◆ **Set problem**: Images appear in the records below; leave them out and repeat everything else exactly.

Stored data:
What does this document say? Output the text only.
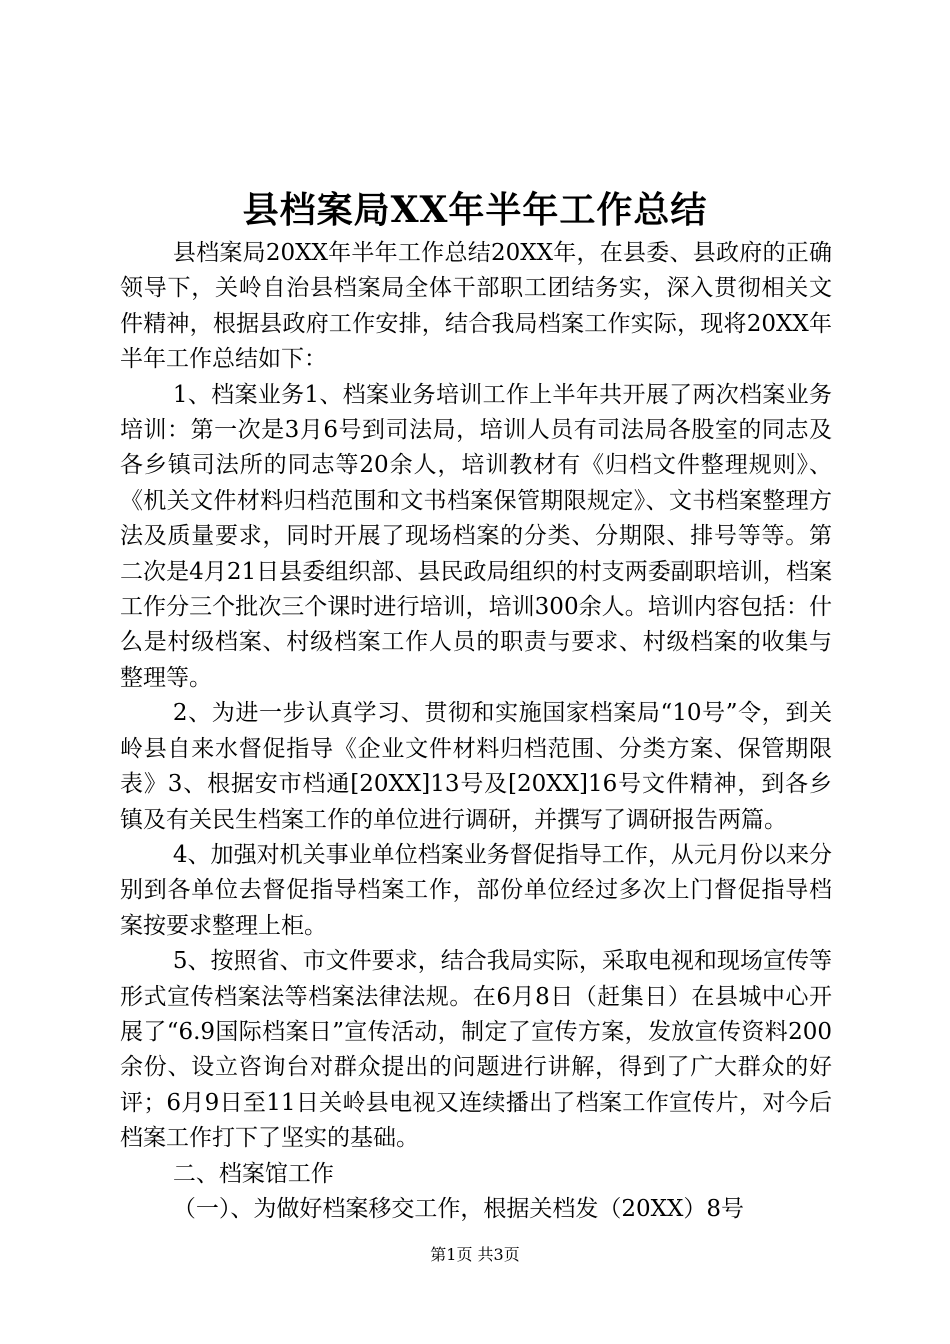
县档案局XX年半年工作总结

县档案局20XX年半年工作总结20XX年，在县委、县政府的正确领导下，关岭自治县档案局全体干部职工团结务实，深入贯彻相关文件精神，根据县政府工作安排，结合我局档案工作实际，现将20XX年半年工作总结如下：

1、档案业务1、档案业务培训工作上半年共开展了两次档案业务培训：第一次是3月6号到司法局，培训人员有司法局各股室的同志及各乡镇司法所的同志等20余人，培训教材有《归档文件整理规则》、《机关文件材料归档范围和文书档案保管期限规定》、文书档案整理方法及质量要求，同时开展了现场档案的分类、分期限、排号等等。第二次是4月21日县委组织部、县民政局组织的村支两委副职培训，档案工作分三个批次三个课时进行培训，培训300余人。培训内容包括：什么是村级档案、村级档案工作人员的职责与要求、村级档案的收集与整理等。

2、为进一步认真学习、贯彻和实施国家档案局“10号”令，到关岭县自来水督促指导《企业文件材料归档范围、分类方案、保管期限表》3、根据安市档通[20XX]13号及[20XX]16号文件精神，到各乡镇及有关民生档案工作的单位进行调研，并撰写了调研报告两篇。

4、加强对机关事业单位档案业务督促指导工作，从元月份以来分别到各单位去督促指导档案工作，部份单位经过多次上门督促指导档案按要求整理上柜。

5、按照省、市文件要求，结合我局实际，采取电视和现场宣传等形式宣传档案法等档案法律法规。在6月8日（赶集日）在县城中心开展了“6.9国际档案日”宣传活动，制定了宣传方案，发放宣传资料200余份、设立咨询台对群众提出的问题进行讲解，得到了广大群众的好评；6月9日至11日关岭县电视又连续播出了档案工作宣传片，对今后档案工作打下了坚实的基础。

二、档案馆工作

（一）、为做好档案移交工作，根据关档发（20XX）8号

第1页 共3页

◆ **Finished answer**:
What does this document say? Output the text only.
县档案局XX年半年工作总结

县档案局20XX年半年工作总结20XX年，在县委、县政府的正确领导下，关岭自治县档案局全体干部职工团结务实，深入贯彻相关文件精神，根据县政府工作安排，结合我局档案工作实际，现将20XX年半年工作总结如下：

1、档案业务1、档案业务培训工作上半年共开展了两次档案业务培训：第一次是3月6号到司法局，培训人员有司法局各股室的同志及各乡镇司法所的同志等20余人，培训教材有《归档文件整理规则》、《机关文件材料归档范围和文书档案保管期限规定》、文书档案整理方法及质量要求，同时开展了现场档案的分类、分期限、排号等等。第二次是4月21日县委组织部、县民政局组织的村支两委副职培训，档案工作分三个批次三个课时进行培训，培训300余人。培训内容包括：什么是村级档案、村级档案工作人员的职责与要求、村级档案的收集与整理等。

2、为进一步认真学习、贯彻和实施国家档案局“10号”令，到关岭县自来水督促指导《企业文件材料归档范围、分类方案、保管期限表》3、根据安市档通[20XX]13号及[20XX]16号文件精神，到各乡镇及有关民生档案工作的单位进行调研，并撰写了调研报告两篇。

4、加强对机关事业单位档案业务督促指导工作，从元月份以来分别到各单位去督促指导档案工作，部份单位经过多次上门督促指导档案按要求整理上柜。

5、按照省、市文件要求，结合我局实际，采取电视和现场宣传等形式宣传档案法等档案法律法规。在6月8日（赶集日）在县城中心开展了“6.9国际档案日”宣传活动，制定了宣传方案，发放宣传资料200余份、设立咨询台对群众提出的问题进行讲解，得到了广大群众的好评；6月9日至11日关岭县电视又连续播出了档案工作宣传片，对今后档案工作打下了坚实的基础。

二、档案馆工作

（一）、为做好档案移交工作，根据关档发（20XX）8号

第1页 共3页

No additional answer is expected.